Task brief: Output the data word for word, dropping every image.

Given records:
☆ ☆ ☆ ☆ ☆ ☆ ☆
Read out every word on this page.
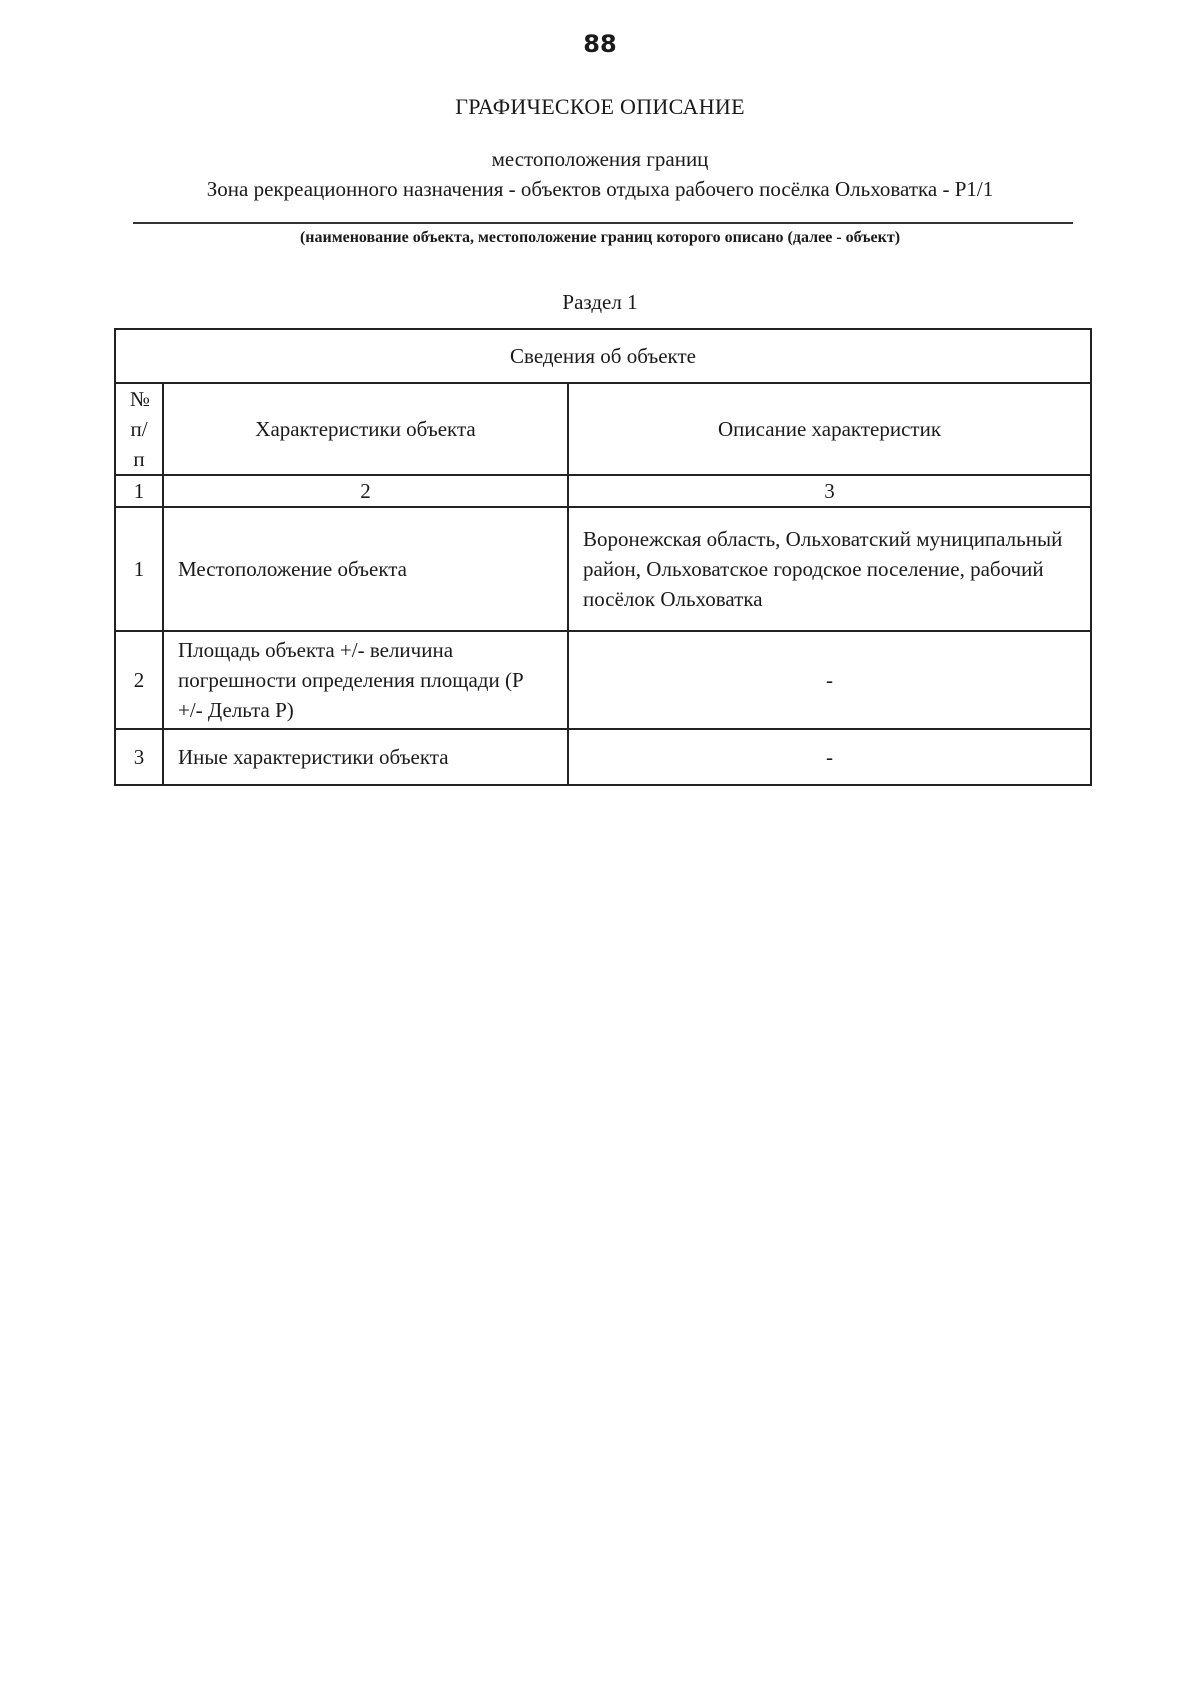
88
ГРАФИЧЕСКОЕ ОПИСАНИЕ
местоположения границ
Зона рекреационного назначения - объектов отдыха рабочего посёлка Ольховатка - Р1/1
(наименование объекта, местоположение границ которого описано (далее - объект)
Раздел 1
Сведения об объекте		
№ п/п	Характеристики объекта	Описание характеристик
1	2	3
1	Местоположение объекта	Воронежская область, Ольховатский муниципальный район, Ольховатское городское поселение, рабочий посёлок Ольховатка
2	Площадь объекта +/- величина погрешности определения площади (Р +/- Дельта Р)	-
3	Иные характеристики объекта	-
☆ ☆ ☆ ☆ ☆ ☆ ☆
Reply to the task:
Read out every word on this page.
88
ГРАФИЧЕСКОЕ ОПИСАНИЕ
местоположения границ
Зона рекреационного назначения - объектов отдыха рабочего посёлка Ольховатка - Р1/1
(наименование объекта, местоположение границ которого описано (далее - объект)
Раздел 1
Сведения об объекте		
№ п/п	Характеристики объекта	Описание характеристик
1	2	3
1	Местоположение объекта	Воронежская область, Ольховатский муниципальный район, Ольховатское городское поселение, рабочий посёлок Ольховатка
2	Площадь объекта +/- величина погрешности определения площади (Р +/- Дельта Р)	-
3	Иные характеристики объекта	-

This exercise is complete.